**DATA PROVIDED**
□ □ □ □

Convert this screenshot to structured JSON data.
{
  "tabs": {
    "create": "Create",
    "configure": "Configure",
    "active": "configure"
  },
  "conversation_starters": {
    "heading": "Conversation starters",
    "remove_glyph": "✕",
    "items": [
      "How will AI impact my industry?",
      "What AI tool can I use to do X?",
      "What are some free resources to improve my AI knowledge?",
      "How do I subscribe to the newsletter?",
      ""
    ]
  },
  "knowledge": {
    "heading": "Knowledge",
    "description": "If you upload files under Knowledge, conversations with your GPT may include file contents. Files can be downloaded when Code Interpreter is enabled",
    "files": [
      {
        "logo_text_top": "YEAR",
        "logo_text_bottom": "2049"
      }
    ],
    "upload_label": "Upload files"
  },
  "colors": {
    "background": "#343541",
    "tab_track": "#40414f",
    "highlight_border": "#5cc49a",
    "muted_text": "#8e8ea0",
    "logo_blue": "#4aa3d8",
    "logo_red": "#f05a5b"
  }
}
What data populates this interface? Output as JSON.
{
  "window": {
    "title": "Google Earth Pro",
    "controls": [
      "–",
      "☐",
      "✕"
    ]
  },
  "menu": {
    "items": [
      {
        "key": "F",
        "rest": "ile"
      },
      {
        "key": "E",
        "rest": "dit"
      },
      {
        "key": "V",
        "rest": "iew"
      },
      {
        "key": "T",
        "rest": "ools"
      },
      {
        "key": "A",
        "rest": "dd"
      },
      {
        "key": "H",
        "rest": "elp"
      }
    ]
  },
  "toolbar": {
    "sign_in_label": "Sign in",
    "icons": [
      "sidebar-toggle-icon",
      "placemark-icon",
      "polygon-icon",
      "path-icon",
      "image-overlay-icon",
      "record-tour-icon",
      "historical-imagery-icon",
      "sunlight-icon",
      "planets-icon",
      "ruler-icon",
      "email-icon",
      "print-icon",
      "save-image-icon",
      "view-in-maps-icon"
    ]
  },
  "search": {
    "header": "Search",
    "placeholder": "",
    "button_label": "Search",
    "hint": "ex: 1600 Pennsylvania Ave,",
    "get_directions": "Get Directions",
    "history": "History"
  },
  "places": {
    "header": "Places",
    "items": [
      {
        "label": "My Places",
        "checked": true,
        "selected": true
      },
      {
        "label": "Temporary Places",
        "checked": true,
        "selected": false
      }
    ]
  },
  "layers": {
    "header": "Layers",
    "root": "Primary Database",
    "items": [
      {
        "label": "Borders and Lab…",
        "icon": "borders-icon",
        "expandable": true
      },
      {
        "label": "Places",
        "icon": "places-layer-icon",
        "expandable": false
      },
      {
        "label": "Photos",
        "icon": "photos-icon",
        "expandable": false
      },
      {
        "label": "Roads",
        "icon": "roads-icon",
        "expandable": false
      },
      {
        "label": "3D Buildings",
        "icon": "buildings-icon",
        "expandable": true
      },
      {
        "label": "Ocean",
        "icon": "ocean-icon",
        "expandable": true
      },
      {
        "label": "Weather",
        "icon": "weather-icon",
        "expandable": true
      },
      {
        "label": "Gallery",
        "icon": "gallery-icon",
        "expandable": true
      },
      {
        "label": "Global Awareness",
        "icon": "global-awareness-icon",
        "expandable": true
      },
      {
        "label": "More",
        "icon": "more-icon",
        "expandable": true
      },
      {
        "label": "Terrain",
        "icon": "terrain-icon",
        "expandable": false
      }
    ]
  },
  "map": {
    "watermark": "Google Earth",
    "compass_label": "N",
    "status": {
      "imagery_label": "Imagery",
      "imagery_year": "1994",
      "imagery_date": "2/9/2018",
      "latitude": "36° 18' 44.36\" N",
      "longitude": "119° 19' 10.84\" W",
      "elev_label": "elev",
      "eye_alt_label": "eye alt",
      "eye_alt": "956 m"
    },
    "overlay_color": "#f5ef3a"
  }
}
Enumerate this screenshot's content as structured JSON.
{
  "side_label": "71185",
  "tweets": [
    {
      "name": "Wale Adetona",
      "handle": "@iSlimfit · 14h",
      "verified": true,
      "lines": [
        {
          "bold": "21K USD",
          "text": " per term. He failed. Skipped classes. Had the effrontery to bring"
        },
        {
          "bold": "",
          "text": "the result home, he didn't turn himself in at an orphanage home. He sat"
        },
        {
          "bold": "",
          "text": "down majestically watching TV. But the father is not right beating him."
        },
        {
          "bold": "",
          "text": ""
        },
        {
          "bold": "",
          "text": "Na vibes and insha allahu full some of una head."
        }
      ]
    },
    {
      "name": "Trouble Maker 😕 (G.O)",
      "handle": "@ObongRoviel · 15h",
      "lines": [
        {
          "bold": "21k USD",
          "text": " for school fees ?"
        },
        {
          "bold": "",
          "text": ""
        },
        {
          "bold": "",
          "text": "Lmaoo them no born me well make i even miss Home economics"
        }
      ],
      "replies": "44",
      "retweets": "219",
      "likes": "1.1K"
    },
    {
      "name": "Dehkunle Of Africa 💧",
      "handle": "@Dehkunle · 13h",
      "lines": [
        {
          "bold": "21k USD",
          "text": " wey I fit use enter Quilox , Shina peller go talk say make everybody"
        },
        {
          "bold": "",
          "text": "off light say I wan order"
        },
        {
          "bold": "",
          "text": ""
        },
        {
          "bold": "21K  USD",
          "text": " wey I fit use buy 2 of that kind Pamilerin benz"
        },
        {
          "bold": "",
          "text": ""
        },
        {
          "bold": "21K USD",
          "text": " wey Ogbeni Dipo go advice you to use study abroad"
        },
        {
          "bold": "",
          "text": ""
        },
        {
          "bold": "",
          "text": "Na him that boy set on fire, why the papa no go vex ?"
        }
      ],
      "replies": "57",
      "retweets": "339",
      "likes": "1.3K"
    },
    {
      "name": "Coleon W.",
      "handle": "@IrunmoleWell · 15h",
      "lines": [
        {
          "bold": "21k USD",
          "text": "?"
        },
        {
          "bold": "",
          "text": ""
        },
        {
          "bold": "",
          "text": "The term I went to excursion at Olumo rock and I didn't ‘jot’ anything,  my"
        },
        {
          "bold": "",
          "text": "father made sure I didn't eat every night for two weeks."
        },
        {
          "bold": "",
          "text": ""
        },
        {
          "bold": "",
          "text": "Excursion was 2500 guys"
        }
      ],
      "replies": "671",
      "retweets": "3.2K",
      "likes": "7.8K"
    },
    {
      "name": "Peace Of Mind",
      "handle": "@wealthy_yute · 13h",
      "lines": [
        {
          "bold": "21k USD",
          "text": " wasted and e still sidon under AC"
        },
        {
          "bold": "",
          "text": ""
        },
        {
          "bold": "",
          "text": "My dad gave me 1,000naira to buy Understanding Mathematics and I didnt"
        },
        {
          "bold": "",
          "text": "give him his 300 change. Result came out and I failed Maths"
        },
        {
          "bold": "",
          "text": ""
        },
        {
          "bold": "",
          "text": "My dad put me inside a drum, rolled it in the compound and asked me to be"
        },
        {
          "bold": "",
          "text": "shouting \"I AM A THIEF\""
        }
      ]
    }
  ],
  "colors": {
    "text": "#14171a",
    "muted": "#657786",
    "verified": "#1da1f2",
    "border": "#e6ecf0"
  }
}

□ □ □ □

**YOUR TASK**
Select all lines with the word "that" from the entries above.

**OUTPUT FOR THIS EXERCISE**
          "text": " wey I fit use buy 2 of that kind Pamilerin benz"
          "text": "Na him that boy set on fire, why the papa no go vex ?"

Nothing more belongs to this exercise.